**The problem**
When a line in the material beneath includes the word "inheriting", add it to the count, and report the count alone.

**Data shown**
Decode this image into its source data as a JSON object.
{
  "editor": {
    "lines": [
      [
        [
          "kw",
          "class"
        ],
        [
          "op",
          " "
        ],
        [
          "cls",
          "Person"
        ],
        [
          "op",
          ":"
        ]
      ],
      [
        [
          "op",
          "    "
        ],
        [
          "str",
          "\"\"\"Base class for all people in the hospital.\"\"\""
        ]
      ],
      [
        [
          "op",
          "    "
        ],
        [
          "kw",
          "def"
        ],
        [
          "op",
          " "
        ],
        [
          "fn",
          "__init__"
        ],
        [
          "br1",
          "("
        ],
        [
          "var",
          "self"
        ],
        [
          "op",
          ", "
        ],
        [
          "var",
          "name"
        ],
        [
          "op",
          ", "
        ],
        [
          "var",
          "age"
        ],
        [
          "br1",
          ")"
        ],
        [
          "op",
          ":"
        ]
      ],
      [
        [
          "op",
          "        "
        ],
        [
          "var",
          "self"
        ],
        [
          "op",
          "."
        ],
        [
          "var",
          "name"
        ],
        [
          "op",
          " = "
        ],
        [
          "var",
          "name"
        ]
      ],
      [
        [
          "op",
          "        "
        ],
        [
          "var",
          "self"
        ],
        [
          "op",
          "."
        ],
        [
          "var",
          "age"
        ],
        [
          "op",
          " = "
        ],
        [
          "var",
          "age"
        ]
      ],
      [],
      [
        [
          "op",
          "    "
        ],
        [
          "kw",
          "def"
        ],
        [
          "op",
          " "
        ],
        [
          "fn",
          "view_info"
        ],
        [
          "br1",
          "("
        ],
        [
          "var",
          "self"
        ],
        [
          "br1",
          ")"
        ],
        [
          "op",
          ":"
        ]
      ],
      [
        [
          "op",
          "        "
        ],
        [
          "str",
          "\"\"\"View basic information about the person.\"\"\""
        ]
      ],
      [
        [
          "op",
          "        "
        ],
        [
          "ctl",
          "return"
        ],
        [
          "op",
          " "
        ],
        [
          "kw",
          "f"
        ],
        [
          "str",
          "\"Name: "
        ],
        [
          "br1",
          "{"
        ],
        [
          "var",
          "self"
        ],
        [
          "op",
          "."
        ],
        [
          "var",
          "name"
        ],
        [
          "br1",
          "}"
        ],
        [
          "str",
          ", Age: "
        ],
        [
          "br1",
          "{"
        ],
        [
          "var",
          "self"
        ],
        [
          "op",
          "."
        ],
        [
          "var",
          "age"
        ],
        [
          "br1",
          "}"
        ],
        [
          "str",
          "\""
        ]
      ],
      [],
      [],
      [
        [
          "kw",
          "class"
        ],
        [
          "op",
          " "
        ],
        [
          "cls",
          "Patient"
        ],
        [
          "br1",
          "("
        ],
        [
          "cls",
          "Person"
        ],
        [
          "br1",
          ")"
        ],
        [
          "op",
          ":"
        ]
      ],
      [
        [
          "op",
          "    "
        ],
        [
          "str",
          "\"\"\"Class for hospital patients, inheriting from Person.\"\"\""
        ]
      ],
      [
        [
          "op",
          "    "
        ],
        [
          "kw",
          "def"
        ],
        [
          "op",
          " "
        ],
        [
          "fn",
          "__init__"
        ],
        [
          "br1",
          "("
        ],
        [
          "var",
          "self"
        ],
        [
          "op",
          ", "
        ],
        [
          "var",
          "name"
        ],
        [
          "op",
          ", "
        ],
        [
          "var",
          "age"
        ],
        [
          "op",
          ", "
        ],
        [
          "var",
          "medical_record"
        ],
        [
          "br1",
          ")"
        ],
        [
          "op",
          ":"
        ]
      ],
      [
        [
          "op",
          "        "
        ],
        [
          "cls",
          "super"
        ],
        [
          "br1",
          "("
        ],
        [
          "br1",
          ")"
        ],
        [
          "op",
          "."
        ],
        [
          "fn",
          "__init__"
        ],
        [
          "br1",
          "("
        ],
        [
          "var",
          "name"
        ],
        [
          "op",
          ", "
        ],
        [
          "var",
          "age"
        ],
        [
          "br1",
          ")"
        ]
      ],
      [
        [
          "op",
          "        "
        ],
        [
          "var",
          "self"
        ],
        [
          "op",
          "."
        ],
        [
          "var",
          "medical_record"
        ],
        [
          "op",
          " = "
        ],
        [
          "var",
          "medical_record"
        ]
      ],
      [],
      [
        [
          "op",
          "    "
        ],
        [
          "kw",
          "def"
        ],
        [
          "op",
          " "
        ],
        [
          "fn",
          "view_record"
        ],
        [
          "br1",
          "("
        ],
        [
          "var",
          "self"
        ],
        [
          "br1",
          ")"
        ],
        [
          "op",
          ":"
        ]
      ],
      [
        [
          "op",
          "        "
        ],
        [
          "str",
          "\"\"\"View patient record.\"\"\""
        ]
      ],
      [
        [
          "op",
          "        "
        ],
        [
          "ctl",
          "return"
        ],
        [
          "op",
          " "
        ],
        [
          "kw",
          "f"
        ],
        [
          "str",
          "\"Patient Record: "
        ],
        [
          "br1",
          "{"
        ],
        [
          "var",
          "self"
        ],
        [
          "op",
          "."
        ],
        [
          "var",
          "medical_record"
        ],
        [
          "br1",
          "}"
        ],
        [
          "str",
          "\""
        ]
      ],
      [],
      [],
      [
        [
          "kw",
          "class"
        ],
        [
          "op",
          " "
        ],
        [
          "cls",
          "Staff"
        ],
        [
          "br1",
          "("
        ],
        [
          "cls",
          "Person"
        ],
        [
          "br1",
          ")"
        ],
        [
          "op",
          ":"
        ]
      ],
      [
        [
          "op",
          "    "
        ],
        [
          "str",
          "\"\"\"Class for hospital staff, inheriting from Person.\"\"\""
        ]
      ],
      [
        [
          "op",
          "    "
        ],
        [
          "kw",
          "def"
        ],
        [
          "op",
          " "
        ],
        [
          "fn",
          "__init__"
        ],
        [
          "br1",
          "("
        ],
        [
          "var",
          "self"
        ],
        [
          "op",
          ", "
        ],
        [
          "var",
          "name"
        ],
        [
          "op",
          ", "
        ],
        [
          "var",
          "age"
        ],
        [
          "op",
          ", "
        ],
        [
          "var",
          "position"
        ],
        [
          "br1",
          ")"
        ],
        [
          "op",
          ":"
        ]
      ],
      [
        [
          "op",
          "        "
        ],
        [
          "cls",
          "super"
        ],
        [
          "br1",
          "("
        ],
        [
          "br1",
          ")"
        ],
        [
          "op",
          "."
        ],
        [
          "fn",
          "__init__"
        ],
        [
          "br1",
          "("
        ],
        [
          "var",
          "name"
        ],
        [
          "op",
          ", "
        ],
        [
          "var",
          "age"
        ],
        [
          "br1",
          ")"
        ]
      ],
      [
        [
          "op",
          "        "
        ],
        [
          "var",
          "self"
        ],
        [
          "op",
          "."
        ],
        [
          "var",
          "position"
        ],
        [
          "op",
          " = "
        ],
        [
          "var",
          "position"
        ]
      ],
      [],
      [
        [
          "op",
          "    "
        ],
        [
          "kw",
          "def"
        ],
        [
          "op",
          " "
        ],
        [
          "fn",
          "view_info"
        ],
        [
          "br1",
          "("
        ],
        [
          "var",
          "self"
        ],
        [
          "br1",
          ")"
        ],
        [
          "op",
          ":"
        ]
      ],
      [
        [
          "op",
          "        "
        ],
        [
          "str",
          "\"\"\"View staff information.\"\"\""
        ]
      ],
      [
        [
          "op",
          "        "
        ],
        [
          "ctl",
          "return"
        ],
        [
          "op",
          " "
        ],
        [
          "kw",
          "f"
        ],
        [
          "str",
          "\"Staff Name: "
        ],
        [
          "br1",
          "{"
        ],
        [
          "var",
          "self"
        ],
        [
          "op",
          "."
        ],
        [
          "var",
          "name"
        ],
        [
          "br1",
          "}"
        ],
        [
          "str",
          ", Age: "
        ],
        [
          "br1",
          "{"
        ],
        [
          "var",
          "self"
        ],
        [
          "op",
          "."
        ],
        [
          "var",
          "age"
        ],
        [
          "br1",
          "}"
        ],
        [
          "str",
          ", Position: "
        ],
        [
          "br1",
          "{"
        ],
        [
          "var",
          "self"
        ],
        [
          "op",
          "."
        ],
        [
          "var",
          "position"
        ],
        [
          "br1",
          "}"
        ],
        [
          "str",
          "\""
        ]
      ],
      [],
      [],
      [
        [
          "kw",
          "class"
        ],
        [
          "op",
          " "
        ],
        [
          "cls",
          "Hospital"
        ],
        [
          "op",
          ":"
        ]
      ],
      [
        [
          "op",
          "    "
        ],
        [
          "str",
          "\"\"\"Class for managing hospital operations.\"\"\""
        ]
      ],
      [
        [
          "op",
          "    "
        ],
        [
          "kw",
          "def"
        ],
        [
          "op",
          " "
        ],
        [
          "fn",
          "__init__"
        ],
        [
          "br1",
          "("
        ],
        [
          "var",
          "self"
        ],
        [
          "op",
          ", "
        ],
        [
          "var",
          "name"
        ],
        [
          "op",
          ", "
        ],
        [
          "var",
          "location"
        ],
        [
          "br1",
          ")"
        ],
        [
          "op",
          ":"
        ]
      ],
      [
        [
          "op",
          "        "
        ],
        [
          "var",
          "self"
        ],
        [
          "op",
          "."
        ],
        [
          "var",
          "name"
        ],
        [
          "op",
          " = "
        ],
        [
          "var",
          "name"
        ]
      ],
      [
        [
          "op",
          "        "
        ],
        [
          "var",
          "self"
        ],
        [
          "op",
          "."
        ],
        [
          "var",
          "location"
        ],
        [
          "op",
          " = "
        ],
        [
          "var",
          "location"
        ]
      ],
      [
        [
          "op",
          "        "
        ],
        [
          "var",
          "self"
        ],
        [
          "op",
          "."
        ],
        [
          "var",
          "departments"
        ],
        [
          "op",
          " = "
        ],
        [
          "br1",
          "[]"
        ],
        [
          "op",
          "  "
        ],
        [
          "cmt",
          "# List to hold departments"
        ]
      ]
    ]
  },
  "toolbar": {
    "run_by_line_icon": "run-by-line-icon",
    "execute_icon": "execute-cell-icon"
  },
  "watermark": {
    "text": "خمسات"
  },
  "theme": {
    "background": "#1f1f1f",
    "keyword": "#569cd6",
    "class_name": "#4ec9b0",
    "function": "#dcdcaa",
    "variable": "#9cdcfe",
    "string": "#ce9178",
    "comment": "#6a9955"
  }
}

**Reply**
2